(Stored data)
╭──

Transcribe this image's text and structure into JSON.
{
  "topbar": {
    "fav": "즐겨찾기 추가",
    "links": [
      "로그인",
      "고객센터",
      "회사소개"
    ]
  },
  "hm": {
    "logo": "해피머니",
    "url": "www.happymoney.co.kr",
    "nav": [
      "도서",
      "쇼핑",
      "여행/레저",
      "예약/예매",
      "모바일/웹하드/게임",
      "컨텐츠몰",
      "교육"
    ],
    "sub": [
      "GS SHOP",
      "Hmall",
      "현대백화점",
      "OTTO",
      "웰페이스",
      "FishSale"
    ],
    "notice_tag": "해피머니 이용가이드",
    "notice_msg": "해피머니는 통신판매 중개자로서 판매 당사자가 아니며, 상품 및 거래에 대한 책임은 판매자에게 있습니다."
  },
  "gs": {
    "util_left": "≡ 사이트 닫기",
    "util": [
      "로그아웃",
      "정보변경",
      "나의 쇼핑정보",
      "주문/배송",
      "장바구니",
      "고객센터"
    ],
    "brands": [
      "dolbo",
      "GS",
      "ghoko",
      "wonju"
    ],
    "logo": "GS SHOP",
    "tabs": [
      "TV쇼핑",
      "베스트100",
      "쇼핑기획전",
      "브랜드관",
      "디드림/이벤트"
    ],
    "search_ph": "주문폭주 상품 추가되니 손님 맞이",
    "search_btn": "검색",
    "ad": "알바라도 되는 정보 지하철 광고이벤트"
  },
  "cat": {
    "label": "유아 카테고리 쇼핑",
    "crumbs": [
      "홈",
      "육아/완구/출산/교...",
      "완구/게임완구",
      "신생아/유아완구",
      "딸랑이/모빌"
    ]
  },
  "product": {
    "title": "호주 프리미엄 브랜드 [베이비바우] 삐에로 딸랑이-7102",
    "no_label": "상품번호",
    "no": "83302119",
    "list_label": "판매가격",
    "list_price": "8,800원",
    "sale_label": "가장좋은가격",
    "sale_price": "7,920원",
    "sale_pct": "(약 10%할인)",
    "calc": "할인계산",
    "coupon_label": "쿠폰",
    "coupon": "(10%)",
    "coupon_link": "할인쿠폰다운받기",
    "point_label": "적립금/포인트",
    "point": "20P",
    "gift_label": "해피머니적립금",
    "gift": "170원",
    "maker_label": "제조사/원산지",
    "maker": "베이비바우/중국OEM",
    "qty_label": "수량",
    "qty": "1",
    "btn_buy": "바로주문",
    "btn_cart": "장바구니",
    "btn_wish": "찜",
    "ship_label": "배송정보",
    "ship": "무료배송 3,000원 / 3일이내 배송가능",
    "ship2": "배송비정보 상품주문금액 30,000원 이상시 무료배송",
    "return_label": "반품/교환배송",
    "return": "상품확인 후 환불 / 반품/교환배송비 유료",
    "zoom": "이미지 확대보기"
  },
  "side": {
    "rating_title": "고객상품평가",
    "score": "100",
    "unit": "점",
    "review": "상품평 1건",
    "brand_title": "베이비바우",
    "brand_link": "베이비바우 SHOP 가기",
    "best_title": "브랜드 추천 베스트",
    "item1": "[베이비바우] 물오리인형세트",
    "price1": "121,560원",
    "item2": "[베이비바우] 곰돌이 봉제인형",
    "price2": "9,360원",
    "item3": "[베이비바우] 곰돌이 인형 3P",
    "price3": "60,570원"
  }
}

╰──

Copy every record exactly as presented.

Transcribe this image's text and structure into JSON.
{
  "topbar": {
    "fav": "즐겨찾기 추가",
    "links": [
      "로그인",
      "고객센터",
      "회사소개"
    ]
  },
  "hm": {
    "logo": "해피머니",
    "url": "www.happymoney.co.kr",
    "nav": [
      "도서",
      "쇼핑",
      "여행/레저",
      "예약/예매",
      "모바일/웹하드/게임",
      "컨텐츠몰",
      "교육"
    ],
    "sub": [
      "GS SHOP",
      "Hmall",
      "현대백화점",
      "OTTO",
      "웰페이스",
      "FishSale"
    ],
    "notice_tag": "해피머니 이용가이드",
    "notice_msg": "해피머니는 통신판매 중개자로서 판매 당사자가 아니며, 상품 및 거래에 대한 책임은 판매자에게 있습니다."
  },
  "gs": {
    "util_left": "≡ 사이트 닫기",
    "util": [
      "로그아웃",
      "정보변경",
      "나의 쇼핑정보",
      "주문/배송",
      "장바구니",
      "고객센터"
    ],
    "brands": [
      "dolbo",
      "GS",
      "ghoko",
      "wonju"
    ],
    "logo": "GS SHOP",
    "tabs": [
      "TV쇼핑",
      "베스트100",
      "쇼핑기획전",
      "브랜드관",
      "디드림/이벤트"
    ],
    "search_ph": "주문폭주 상품 추가되니 손님 맞이",
    "search_btn": "검색",
    "ad": "알바라도 되는 정보 지하철 광고이벤트"
  },
  "cat": {
    "label": "유아 카테고리 쇼핑",
    "crumbs": [
      "홈",
      "육아/완구/출산/교...",
      "완구/게임완구",
      "신생아/유아완구",
      "딸랑이/모빌"
    ]
  },
  "product": {
    "title": "호주 프리미엄 브랜드 [베이비바우] 삐에로 딸랑이-7102",
    "no_label": "상품번호",
    "no": "83302119",
    "list_label": "판매가격",
    "list_price": "8,800원",
    "sale_label": "가장좋은가격",
    "sale_price": "7,920원",
    "sale_pct": "(약 10%할인)",
    "calc": "할인계산",
    "coupon_label": "쿠폰",
    "coupon": "(10%)",
    "coupon_link": "할인쿠폰다운받기",
    "point_label": "적립금/포인트",
    "point": "20P",
    "gift_label": "해피머니적립금",
    "gift": "170원",
    "maker_label": "제조사/원산지",
    "maker": "베이비바우/중국OEM",
    "qty_label": "수량",
    "qty": "1",
    "btn_buy": "바로주문",
    "btn_cart": "장바구니",
    "btn_wish": "찜",
    "ship_label": "배송정보",
    "ship": "무료배송 3,000원 / 3일이내 배송가능",
    "ship2": "배송비정보 상품주문금액 30,000원 이상시 무료배송",
    "return_label": "반품/교환배송",
    "return": "상품확인 후 환불 / 반품/교환배송비 유료",
    "zoom": "이미지 확대보기"
  },
  "side": {
    "rating_title": "고객상품평가",
    "score": "100",
    "unit": "점",
    "review": "상품평 1건",
    "brand_title": "베이비바우",
    "brand_link": "베이비바우 SHOP 가기",
    "best_title": "브랜드 추천 베스트",
    "item1": "[베이비바우] 물오리인형세트",
    "price1": "121,560원",
    "item2": "[베이비바우] 곰돌이 봉제인형",
    "price2": "9,360원",
    "item3": "[베이비바우] 곰돌이 인형 3P",
    "price3": "60,570원"
  }
}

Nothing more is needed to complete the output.